Output all of the data below exactly as given.
* begin Exercise data *
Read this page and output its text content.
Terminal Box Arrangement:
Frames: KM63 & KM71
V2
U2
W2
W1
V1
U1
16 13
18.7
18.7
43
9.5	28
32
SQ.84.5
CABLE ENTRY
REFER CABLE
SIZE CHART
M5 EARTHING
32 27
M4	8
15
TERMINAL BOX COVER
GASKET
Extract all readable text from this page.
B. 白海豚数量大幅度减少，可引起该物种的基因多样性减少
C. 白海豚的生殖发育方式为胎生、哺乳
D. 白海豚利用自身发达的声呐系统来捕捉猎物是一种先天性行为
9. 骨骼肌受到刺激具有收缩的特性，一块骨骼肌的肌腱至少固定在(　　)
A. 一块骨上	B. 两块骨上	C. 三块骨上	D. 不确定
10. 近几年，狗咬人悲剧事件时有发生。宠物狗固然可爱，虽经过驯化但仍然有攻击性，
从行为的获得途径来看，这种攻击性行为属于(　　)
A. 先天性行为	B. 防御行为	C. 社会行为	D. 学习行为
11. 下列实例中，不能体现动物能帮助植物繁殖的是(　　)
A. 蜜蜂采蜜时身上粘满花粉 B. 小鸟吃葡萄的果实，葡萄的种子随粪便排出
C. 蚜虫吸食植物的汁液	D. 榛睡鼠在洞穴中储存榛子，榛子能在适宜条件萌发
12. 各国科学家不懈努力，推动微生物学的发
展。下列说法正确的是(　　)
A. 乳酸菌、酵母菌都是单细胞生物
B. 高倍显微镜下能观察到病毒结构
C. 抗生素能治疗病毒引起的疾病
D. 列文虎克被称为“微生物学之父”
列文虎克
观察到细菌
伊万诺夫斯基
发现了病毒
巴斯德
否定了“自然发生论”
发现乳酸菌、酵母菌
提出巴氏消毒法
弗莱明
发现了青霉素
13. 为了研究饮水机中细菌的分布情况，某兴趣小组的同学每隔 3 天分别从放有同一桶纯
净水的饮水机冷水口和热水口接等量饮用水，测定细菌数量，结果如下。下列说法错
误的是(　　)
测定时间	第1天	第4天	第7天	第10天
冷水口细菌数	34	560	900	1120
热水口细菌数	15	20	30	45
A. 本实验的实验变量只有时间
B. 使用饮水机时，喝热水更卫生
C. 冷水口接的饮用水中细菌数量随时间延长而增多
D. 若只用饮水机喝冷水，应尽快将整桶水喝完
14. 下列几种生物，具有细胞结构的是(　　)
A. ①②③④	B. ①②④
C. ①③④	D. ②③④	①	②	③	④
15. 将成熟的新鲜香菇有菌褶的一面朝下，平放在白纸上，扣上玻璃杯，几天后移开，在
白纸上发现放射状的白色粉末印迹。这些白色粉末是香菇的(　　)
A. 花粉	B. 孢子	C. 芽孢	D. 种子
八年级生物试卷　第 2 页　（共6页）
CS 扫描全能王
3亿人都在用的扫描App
* end Exercise data *
◆ Exercise response:
Read this page and output its text content.
Terminal Box Arrangement:
Frames: KM63 & KM71
V2
U2
W2
W1
V1
U1
16 13
18.7
18.7
43
9.5	28
32
SQ.84.5
CABLE ENTRY
REFER CABLE
SIZE CHART
M5 EARTHING
32 27
M4	8
15
TERMINAL BOX COVER
GASKET
Extract all readable text from this page.
B. 白海豚数量大幅度减少，可引起该物种的基因多样性减少
C. 白海豚的生殖发育方式为胎生、哺乳
D. 白海豚利用自身发达的声呐系统来捕捉猎物是一种先天性行为
9. 骨骼肌受到刺激具有收缩的特性，一块骨骼肌的肌腱至少固定在(　　)
A. 一块骨上	B. 两块骨上	C. 三块骨上	D. 不确定
10. 近几年，狗咬人悲剧事件时有发生。宠物狗固然可爱，虽经过驯化但仍然有攻击性，
从行为的获得途径来看，这种攻击性行为属于(　　)
A. 先天性行为	B. 防御行为	C. 社会行为	D. 学习行为
11. 下列实例中，不能体现动物能帮助植物繁殖的是(　　)
A. 蜜蜂采蜜时身上粘满花粉 B. 小鸟吃葡萄的果实，葡萄的种子随粪便排出
C. 蚜虫吸食植物的汁液	D. 榛睡鼠在洞穴中储存榛子，榛子能在适宜条件萌发
12. 各国科学家不懈努力，推动微生物学的发
展。下列说法正确的是(　　)
A. 乳酸菌、酵母菌都是单细胞生物
B. 高倍显微镜下能观察到病毒结构
C. 抗生素能治疗病毒引起的疾病
D. 列文虎克被称为“微生物学之父”
列文虎克
观察到细菌
伊万诺夫斯基
发现了病毒
巴斯德
否定了“自然发生论”
发现乳酸菌、酵母菌
提出巴氏消毒法
弗莱明
发现了青霉素
13. 为了研究饮水机中细菌的分布情况，某兴趣小组的同学每隔 3 天分别从放有同一桶纯
净水的饮水机冷水口和热水口接等量饮用水，测定细菌数量，结果如下。下列说法错
误的是(　　)
测定时间	第1天	第4天	第7天	第10天
冷水口细菌数	34	560	900	1120
热水口细菌数	15	20	30	45
A. 本实验的实验变量只有时间
B. 使用饮水机时，喝热水更卫生
C. 冷水口接的饮用水中细菌数量随时间延长而增多
D. 若只用饮水机喝冷水，应尽快将整桶水喝完
14. 下列几种生物，具有细胞结构的是(　　)
A. ①②③④	B. ①②④
C. ①③④	D. ②③④	①	②	③	④
15. 将成熟的新鲜香菇有菌褶的一面朝下，平放在白纸上，扣上玻璃杯，几天后移开，在
白纸上发现放射状的白色粉末印迹。这些白色粉末是香菇的(　　)
A. 花粉	B. 孢子	C. 芽孢	D. 种子
八年级生物试卷　第 2 页　（共6页）
CS 扫描全能王
3亿人都在用的扫描App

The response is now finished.